• [What you have to do] Every record should be repeated exactly, except that pictures are left out.

______

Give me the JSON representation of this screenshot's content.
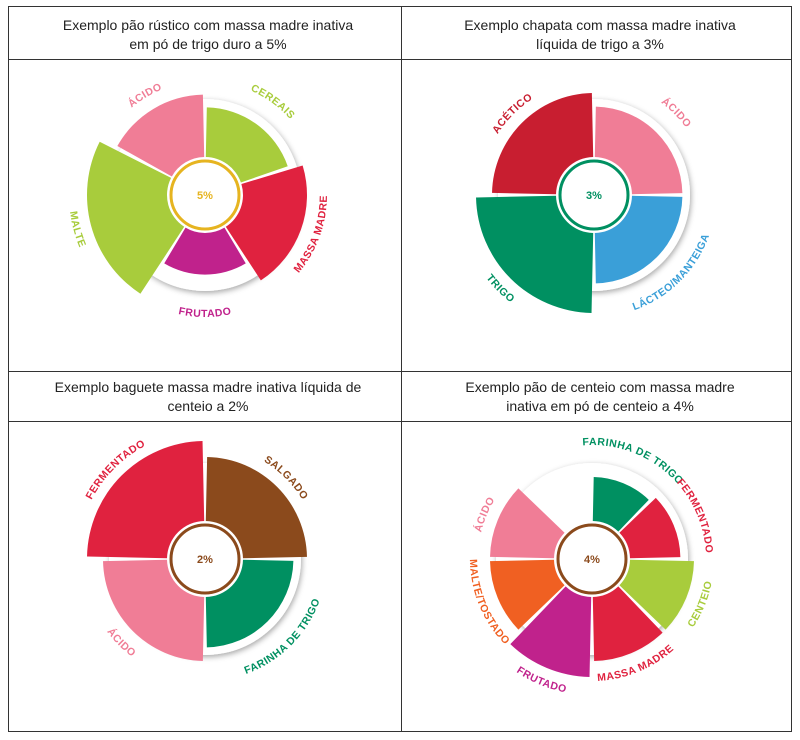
{
  "chart_data": [
    {
      "type": "radial-bar",
      "title": "Exemplo pão rústico com massa madre inativa\nem pó de trigo duro a 5%",
      "center_label": "5%",
      "center_color": "#e6b420",
      "start_angle": 0,
      "series": [
        {
          "name": "CEREAIS",
          "start": 0,
          "end": 72,
          "value": 0.62,
          "color": "#a8cc3c"
        },
        {
          "name": "MASSA MADRE",
          "start": 72,
          "end": 148,
          "value": 0.8,
          "color": "#e0223f"
        },
        {
          "name": "FRUTADO",
          "start": 148,
          "end": 212,
          "value": 0.52,
          "color": "#c0228c"
        },
        {
          "name": "MALTE",
          "start": 212,
          "end": 298,
          "value": 1.0,
          "color": "#a8cc3c"
        },
        {
          "name": "ÁCIDO",
          "start": 298,
          "end": 360,
          "value": 0.78,
          "color": "#f07d96"
        }
      ]
    },
    {
      "type": "radial-bar",
      "title": "Exemplo chapata com massa madre  inativa\nlíquida de trigo a 3%",
      "center_label": "3%",
      "center_color": "#009061",
      "start_angle": 0,
      "series": [
        {
          "name": "ÁCIDO",
          "start": 0,
          "end": 90,
          "value": 0.63,
          "color": "#f07d96"
        },
        {
          "name": "LÁCTEO/MANTEIGA",
          "start": 90,
          "end": 180,
          "value": 0.63,
          "color": "#3a9fd8"
        },
        {
          "name": "TRIGO",
          "start": 180,
          "end": 270,
          "value": 1.0,
          "color": "#009061"
        },
        {
          "name": "ACÉTICO",
          "start": 270,
          "end": 360,
          "value": 0.8,
          "color": "#c81e30"
        }
      ]
    },
    {
      "type": "radial-bar",
      "title": "Exemplo baguete massa madre inativa líquida de\ncenteio a 2%",
      "center_label": "2%",
      "center_color": "#8b4a1c",
      "start_angle": 0,
      "series": [
        {
          "name": "SALGADO",
          "start": 0,
          "end": 90,
          "value": 0.8,
          "color": "#8b4a1c"
        },
        {
          "name": "FARINHA DE TRIGO",
          "start": 90,
          "end": 180,
          "value": 0.63,
          "color": "#009061"
        },
        {
          "name": "ÁCIDO",
          "start": 180,
          "end": 270,
          "value": 0.8,
          "color": "#f07d96"
        },
        {
          "name": "FERMENTADO",
          "start": 270,
          "end": 360,
          "value": 1.0,
          "color": "#e0223f"
        }
      ]
    },
    {
      "type": "radial-bar",
      "title": "Exemplo pão de centeio com massa madre\ninativa em pó de centeio a 4%",
      "center_label": "4%",
      "center_color": "#8b4a1c",
      "start_angle": 0,
      "series": [
        {
          "name": "FARINHA DE TRIGO",
          "start": 0,
          "end": 45,
          "value": 0.55,
          "color": "#009061"
        },
        {
          "name": "FERMENTADO",
          "start": 45,
          "end": 90,
          "value": 0.63,
          "color": "#e0223f"
        },
        {
          "name": "CENTEIO",
          "start": 90,
          "end": 135,
          "value": 0.8,
          "color": "#a8cc3c"
        },
        {
          "name": "MASSA MADRE",
          "start": 135,
          "end": 180,
          "value": 0.8,
          "color": "#e0223f"
        },
        {
          "name": "FRUTADO",
          "start": 180,
          "end": 225,
          "value": 1.0,
          "color": "#c0228c"
        },
        {
          "name": "MALTE/TOSTADO",
          "start": 225,
          "end": 270,
          "value": 0.8,
          "color": "#f06022"
        },
        {
          "name": "ÁCIDO",
          "start": 270,
          "end": 315,
          "value": 0.8,
          "color": "#f07d96"
        },
        {
          "name": "",
          "start": 315,
          "end": 360,
          "value": 0.0,
          "color": "#ffffff"
        }
      ]
    }
  ]
}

______

• [Task response]
Give me the JSON representation of this screenshot's content.
{
  "chart_data": [
    {
      "type": "radial-bar",
      "title": "Exemplo pão rústico com massa madre inativa\nem pó de trigo duro a 5%",
      "center_label": "5%",
      "center_color": "#e6b420",
      "start_angle": 0,
      "series": [
        {
          "name": "CEREAIS",
          "start": 0,
          "end": 72,
          "value": 0.62,
          "color": "#a8cc3c"
        },
        {
          "name": "MASSA MADRE",
          "start": 72,
          "end": 148,
          "value": 0.8,
          "color": "#e0223f"
        },
        {
          "name": "FRUTADO",
          "start": 148,
          "end": 212,
          "value": 0.52,
          "color": "#c0228c"
        },
        {
          "name": "MALTE",
          "start": 212,
          "end": 298,
          "value": 1.0,
          "color": "#a8cc3c"
        },
        {
          "name": "ÁCIDO",
          "start": 298,
          "end": 360,
          "value": 0.78,
          "color": "#f07d96"
        }
      ]
    },
    {
      "type": "radial-bar",
      "title": "Exemplo chapata com massa madre  inativa\nlíquida de trigo a 3%",
      "center_label": "3%",
      "center_color": "#009061",
      "start_angle": 0,
      "series": [
        {
          "name": "ÁCIDO",
          "start": 0,
          "end": 90,
          "value": 0.63,
          "color": "#f07d96"
        },
        {
          "name": "LÁCTEO/MANTEIGA",
          "start": 90,
          "end": 180,
          "value": 0.63,
          "color": "#3a9fd8"
        },
        {
          "name": "TRIGO",
          "start": 180,
          "end": 270,
          "value": 1.0,
          "color": "#009061"
        },
        {
          "name": "ACÉTICO",
          "start": 270,
          "end": 360,
          "value": 0.8,
          "color": "#c81e30"
        }
      ]
    },
    {
      "type": "radial-bar",
      "title": "Exemplo baguete massa madre inativa líquida de\ncenteio a 2%",
      "center_label": "2%",
      "center_color": "#8b4a1c",
      "start_angle": 0,
      "series": [
        {
          "name": "SALGADO",
          "start": 0,
          "end": 90,
          "value": 0.8,
          "color": "#8b4a1c"
        },
        {
          "name": "FARINHA DE TRIGO",
          "start": 90,
          "end": 180,
          "value": 0.63,
          "color": "#009061"
        },
        {
          "name": "ÁCIDO",
          "start": 180,
          "end": 270,
          "value": 0.8,
          "color": "#f07d96"
        },
        {
          "name": "FERMENTADO",
          "start": 270,
          "end": 360,
          "value": 1.0,
          "color": "#e0223f"
        }
      ]
    },
    {
      "type": "radial-bar",
      "title": "Exemplo pão de centeio com massa madre\ninativa em pó de centeio a 4%",
      "center_label": "4%",
      "center_color": "#8b4a1c",
      "start_angle": 0,
      "series": [
        {
          "name": "FARINHA DE TRIGO",
          "start": 0,
          "end": 45,
          "value": 0.55,
          "color": "#009061"
        },
        {
          "name": "FERMENTADO",
          "start": 45,
          "end": 90,
          "value": 0.63,
          "color": "#e0223f"
        },
        {
          "name": "CENTEIO",
          "start": 90,
          "end": 135,
          "value": 0.8,
          "color": "#a8cc3c"
        },
        {
          "name": "MASSA MADRE",
          "start": 135,
          "end": 180,
          "value": 0.8,
          "color": "#e0223f"
        },
        {
          "name": "FRUTADO",
          "start": 180,
          "end": 225,
          "value": 1.0,
          "color": "#c0228c"
        },
        {
          "name": "MALTE/TOSTADO",
          "start": 225,
          "end": 270,
          "value": 0.8,
          "color": "#f06022"
        },
        {
          "name": "ÁCIDO",
          "start": 270,
          "end": 315,
          "value": 0.8,
          "color": "#f07d96"
        },
        {
          "name": "",
          "start": 315,
          "end": 360,
          "value": 0.0,
          "color": "#ffffff"
        }
      ]
    }
  ]
}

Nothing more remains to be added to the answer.